== Exercise input

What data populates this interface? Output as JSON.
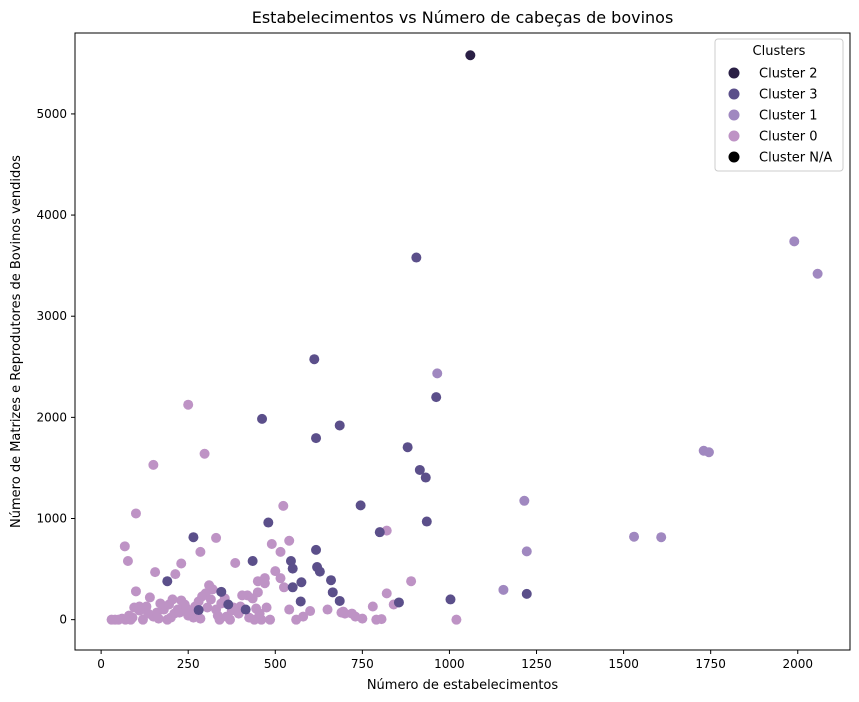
{
  "chart_data": {
    "type": "scatter",
    "title": "Estabelecimentos vs Número de cabeças de bovinos",
    "xlabel": "Número de estabelecimentos",
    "ylabel": "Número de Matrizes e Reprodutores de Bovinos vendidos",
    "xlim": [
      -75,
      2150
    ],
    "ylim": [
      -300,
      5800
    ],
    "xticks": [
      0,
      250,
      500,
      750,
      1000,
      1250,
      1500,
      1750,
      2000
    ],
    "yticks": [
      0,
      1000,
      2000,
      3000,
      4000,
      5000
    ],
    "grid": false,
    "legend": {
      "title": "Clusters",
      "placement": "top-right",
      "entries": [
        {
          "label": "Cluster 2",
          "color": "#2a1f45"
        },
        {
          "label": "Cluster 3",
          "color": "#5b4f8a"
        },
        {
          "label": "Cluster 1",
          "color": "#a088c0"
        },
        {
          "label": "Cluster 0",
          "color": "#be93c5"
        },
        {
          "label": "Cluster N/A",
          "color": "#000000"
        }
      ]
    },
    "series": [
      {
        "name": "Cluster 2",
        "color": "#2a1f45",
        "points": [
          [
            1060,
            5580
          ]
        ]
      },
      {
        "name": "Cluster 3",
        "color": "#5b4f8a",
        "points": [
          [
            905,
            3580
          ],
          [
            612,
            2575
          ],
          [
            462,
            1985
          ],
          [
            685,
            1920
          ],
          [
            617,
            1795
          ],
          [
            962,
            2200
          ],
          [
            880,
            1705
          ],
          [
            915,
            1480
          ],
          [
            932,
            1405
          ],
          [
            745,
            1130
          ],
          [
            935,
            970
          ],
          [
            480,
            960
          ],
          [
            800,
            865
          ],
          [
            265,
            815
          ],
          [
            617,
            690
          ],
          [
            435,
            580
          ],
          [
            545,
            580
          ],
          [
            620,
            520
          ],
          [
            550,
            505
          ],
          [
            628,
            475
          ],
          [
            190,
            380
          ],
          [
            575,
            370
          ],
          [
            660,
            390
          ],
          [
            550,
            320
          ],
          [
            665,
            270
          ],
          [
            345,
            275
          ],
          [
            685,
            185
          ],
          [
            573,
            180
          ],
          [
            855,
            170
          ],
          [
            1003,
            200
          ],
          [
            1222,
            255
          ],
          [
            365,
            150
          ],
          [
            415,
            100
          ],
          [
            280,
            95
          ]
        ]
      },
      {
        "name": "Cluster 1",
        "color": "#a088c0",
        "points": [
          [
            1990,
            3740
          ],
          [
            2057,
            3420
          ],
          [
            965,
            2435
          ],
          [
            1730,
            1670
          ],
          [
            1745,
            1655
          ],
          [
            1215,
            1175
          ],
          [
            1530,
            820
          ],
          [
            1608,
            815
          ],
          [
            1222,
            675
          ],
          [
            1155,
            295
          ]
        ]
      },
      {
        "name": "Cluster 0",
        "color": "#be93c5",
        "points": [
          [
            250,
            2125
          ],
          [
            297,
            1640
          ],
          [
            150,
            1530
          ],
          [
            100,
            1050
          ],
          [
            523,
            1125
          ],
          [
            68,
            725
          ],
          [
            820,
            880
          ],
          [
            77,
            580
          ],
          [
            330,
            808
          ],
          [
            490,
            748
          ],
          [
            540,
            780
          ],
          [
            230,
            555
          ],
          [
            385,
            560
          ],
          [
            515,
            670
          ],
          [
            285,
            670
          ],
          [
            155,
            470
          ],
          [
            213,
            450
          ],
          [
            450,
            380
          ],
          [
            470,
            410
          ],
          [
            500,
            480
          ],
          [
            470,
            360
          ],
          [
            890,
            380
          ],
          [
            820,
            260
          ],
          [
            840,
            150
          ],
          [
            780,
            130
          ],
          [
            805,
            5
          ],
          [
            790,
            0
          ],
          [
            750,
            10
          ],
          [
            730,
            30
          ],
          [
            720,
            60
          ],
          [
            700,
            60
          ],
          [
            650,
            100
          ],
          [
            600,
            85
          ],
          [
            580,
            30
          ],
          [
            560,
            0
          ],
          [
            540,
            100
          ],
          [
            525,
            320
          ],
          [
            515,
            410
          ],
          [
            460,
            0
          ],
          [
            440,
            0
          ],
          [
            450,
            270
          ],
          [
            420,
            240
          ],
          [
            400,
            130
          ],
          [
            380,
            120
          ],
          [
            370,
            0
          ],
          [
            360,
            30
          ],
          [
            340,
            0
          ],
          [
            330,
            100
          ],
          [
            320,
            300
          ],
          [
            310,
            340
          ],
          [
            300,
            260
          ],
          [
            290,
            230
          ],
          [
            280,
            180
          ],
          [
            270,
            130
          ],
          [
            260,
            80
          ],
          [
            250,
            40
          ],
          [
            240,
            150
          ],
          [
            230,
            190
          ],
          [
            220,
            100
          ],
          [
            210,
            60
          ],
          [
            200,
            20
          ],
          [
            190,
            0
          ],
          [
            180,
            100
          ],
          [
            170,
            160
          ],
          [
            160,
            70
          ],
          [
            150,
            30
          ],
          [
            140,
            220
          ],
          [
            130,
            130
          ],
          [
            120,
            0
          ],
          [
            110,
            90
          ],
          [
            100,
            280
          ],
          [
            95,
            120
          ],
          [
            90,
            20
          ],
          [
            85,
            0
          ],
          [
            80,
            40
          ],
          [
            70,
            0
          ],
          [
            60,
            10
          ],
          [
            50,
            0
          ],
          [
            40,
            0
          ],
          [
            30,
            0
          ],
          [
            110,
            130
          ],
          [
            135,
            60
          ],
          [
            165,
            10
          ],
          [
            195,
            150
          ],
          [
            205,
            200
          ],
          [
            225,
            70
          ],
          [
            245,
            110
          ],
          [
            265,
            20
          ],
          [
            285,
            10
          ],
          [
            305,
            120
          ],
          [
            315,
            200
          ],
          [
            335,
            40
          ],
          [
            345,
            160
          ],
          [
            355,
            210
          ],
          [
            375,
            90
          ],
          [
            395,
            60
          ],
          [
            405,
            240
          ],
          [
            425,
            20
          ],
          [
            435,
            210
          ],
          [
            445,
            110
          ],
          [
            455,
            60
          ],
          [
            475,
            120
          ],
          [
            485,
            0
          ],
          [
            1020,
            0
          ],
          [
            690,
            70
          ],
          [
            695,
            80
          ]
        ]
      }
    ]
  }
}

====

Retype the whole listing, keeping every line identical and omitting all pictures.

What data populates this interface? Output as JSON.
{
  "chart_data": {
    "type": "scatter",
    "title": "Estabelecimentos vs Número de cabeças de bovinos",
    "xlabel": "Número de estabelecimentos",
    "ylabel": "Número de Matrizes e Reprodutores de Bovinos vendidos",
    "xlim": [
      -75,
      2150
    ],
    "ylim": [
      -300,
      5800
    ],
    "xticks": [
      0,
      250,
      500,
      750,
      1000,
      1250,
      1500,
      1750,
      2000
    ],
    "yticks": [
      0,
      1000,
      2000,
      3000,
      4000,
      5000
    ],
    "grid": false,
    "legend": {
      "title": "Clusters",
      "placement": "top-right",
      "entries": [
        {
          "label": "Cluster 2",
          "color": "#2a1f45"
        },
        {
          "label": "Cluster 3",
          "color": "#5b4f8a"
        },
        {
          "label": "Cluster 1",
          "color": "#a088c0"
        },
        {
          "label": "Cluster 0",
          "color": "#be93c5"
        },
        {
          "label": "Cluster N/A",
          "color": "#000000"
        }
      ]
    },
    "series": [
      {
        "name": "Cluster 2",
        "color": "#2a1f45",
        "points": [
          [
            1060,
            5580
          ]
        ]
      },
      {
        "name": "Cluster 3",
        "color": "#5b4f8a",
        "points": [
          [
            905,
            3580
          ],
          [
            612,
            2575
          ],
          [
            462,
            1985
          ],
          [
            685,
            1920
          ],
          [
            617,
            1795
          ],
          [
            962,
            2200
          ],
          [
            880,
            1705
          ],
          [
            915,
            1480
          ],
          [
            932,
            1405
          ],
          [
            745,
            1130
          ],
          [
            935,
            970
          ],
          [
            480,
            960
          ],
          [
            800,
            865
          ],
          [
            265,
            815
          ],
          [
            617,
            690
          ],
          [
            435,
            580
          ],
          [
            545,
            580
          ],
          [
            620,
            520
          ],
          [
            550,
            505
          ],
          [
            628,
            475
          ],
          [
            190,
            380
          ],
          [
            575,
            370
          ],
          [
            660,
            390
          ],
          [
            550,
            320
          ],
          [
            665,
            270
          ],
          [
            345,
            275
          ],
          [
            685,
            185
          ],
          [
            573,
            180
          ],
          [
            855,
            170
          ],
          [
            1003,
            200
          ],
          [
            1222,
            255
          ],
          [
            365,
            150
          ],
          [
            415,
            100
          ],
          [
            280,
            95
          ]
        ]
      },
      {
        "name": "Cluster 1",
        "color": "#a088c0",
        "points": [
          [
            1990,
            3740
          ],
          [
            2057,
            3420
          ],
          [
            965,
            2435
          ],
          [
            1730,
            1670
          ],
          [
            1745,
            1655
          ],
          [
            1215,
            1175
          ],
          [
            1530,
            820
          ],
          [
            1608,
            815
          ],
          [
            1222,
            675
          ],
          [
            1155,
            295
          ]
        ]
      },
      {
        "name": "Cluster 0",
        "color": "#be93c5",
        "points": [
          [
            250,
            2125
          ],
          [
            297,
            1640
          ],
          [
            150,
            1530
          ],
          [
            100,
            1050
          ],
          [
            523,
            1125
          ],
          [
            68,
            725
          ],
          [
            820,
            880
          ],
          [
            77,
            580
          ],
          [
            330,
            808
          ],
          [
            490,
            748
          ],
          [
            540,
            780
          ],
          [
            230,
            555
          ],
          [
            385,
            560
          ],
          [
            515,
            670
          ],
          [
            285,
            670
          ],
          [
            155,
            470
          ],
          [
            213,
            450
          ],
          [
            450,
            380
          ],
          [
            470,
            410
          ],
          [
            500,
            480
          ],
          [
            470,
            360
          ],
          [
            890,
            380
          ],
          [
            820,
            260
          ],
          [
            840,
            150
          ],
          [
            780,
            130
          ],
          [
            805,
            5
          ],
          [
            790,
            0
          ],
          [
            750,
            10
          ],
          [
            730,
            30
          ],
          [
            720,
            60
          ],
          [
            700,
            60
          ],
          [
            650,
            100
          ],
          [
            600,
            85
          ],
          [
            580,
            30
          ],
          [
            560,
            0
          ],
          [
            540,
            100
          ],
          [
            525,
            320
          ],
          [
            515,
            410
          ],
          [
            460,
            0
          ],
          [
            440,
            0
          ],
          [
            450,
            270
          ],
          [
            420,
            240
          ],
          [
            400,
            130
          ],
          [
            380,
            120
          ],
          [
            370,
            0
          ],
          [
            360,
            30
          ],
          [
            340,
            0
          ],
          [
            330,
            100
          ],
          [
            320,
            300
          ],
          [
            310,
            340
          ],
          [
            300,
            260
          ],
          [
            290,
            230
          ],
          [
            280,
            180
          ],
          [
            270,
            130
          ],
          [
            260,
            80
          ],
          [
            250,
            40
          ],
          [
            240,
            150
          ],
          [
            230,
            190
          ],
          [
            220,
            100
          ],
          [
            210,
            60
          ],
          [
            200,
            20
          ],
          [
            190,
            0
          ],
          [
            180,
            100
          ],
          [
            170,
            160
          ],
          [
            160,
            70
          ],
          [
            150,
            30
          ],
          [
            140,
            220
          ],
          [
            130,
            130
          ],
          [
            120,
            0
          ],
          [
            110,
            90
          ],
          [
            100,
            280
          ],
          [
            95,
            120
          ],
          [
            90,
            20
          ],
          [
            85,
            0
          ],
          [
            80,
            40
          ],
          [
            70,
            0
          ],
          [
            60,
            10
          ],
          [
            50,
            0
          ],
          [
            40,
            0
          ],
          [
            30,
            0
          ],
          [
            110,
            130
          ],
          [
            135,
            60
          ],
          [
            165,
            10
          ],
          [
            195,
            150
          ],
          [
            205,
            200
          ],
          [
            225,
            70
          ],
          [
            245,
            110
          ],
          [
            265,
            20
          ],
          [
            285,
            10
          ],
          [
            305,
            120
          ],
          [
            315,
            200
          ],
          [
            335,
            40
          ],
          [
            345,
            160
          ],
          [
            355,
            210
          ],
          [
            375,
            90
          ],
          [
            395,
            60
          ],
          [
            405,
            240
          ],
          [
            425,
            20
          ],
          [
            435,
            210
          ],
          [
            445,
            110
          ],
          [
            455,
            60
          ],
          [
            475,
            120
          ],
          [
            485,
            0
          ],
          [
            1020,
            0
          ],
          [
            690,
            70
          ],
          [
            695,
            80
          ]
        ]
      }
    ]
  }
}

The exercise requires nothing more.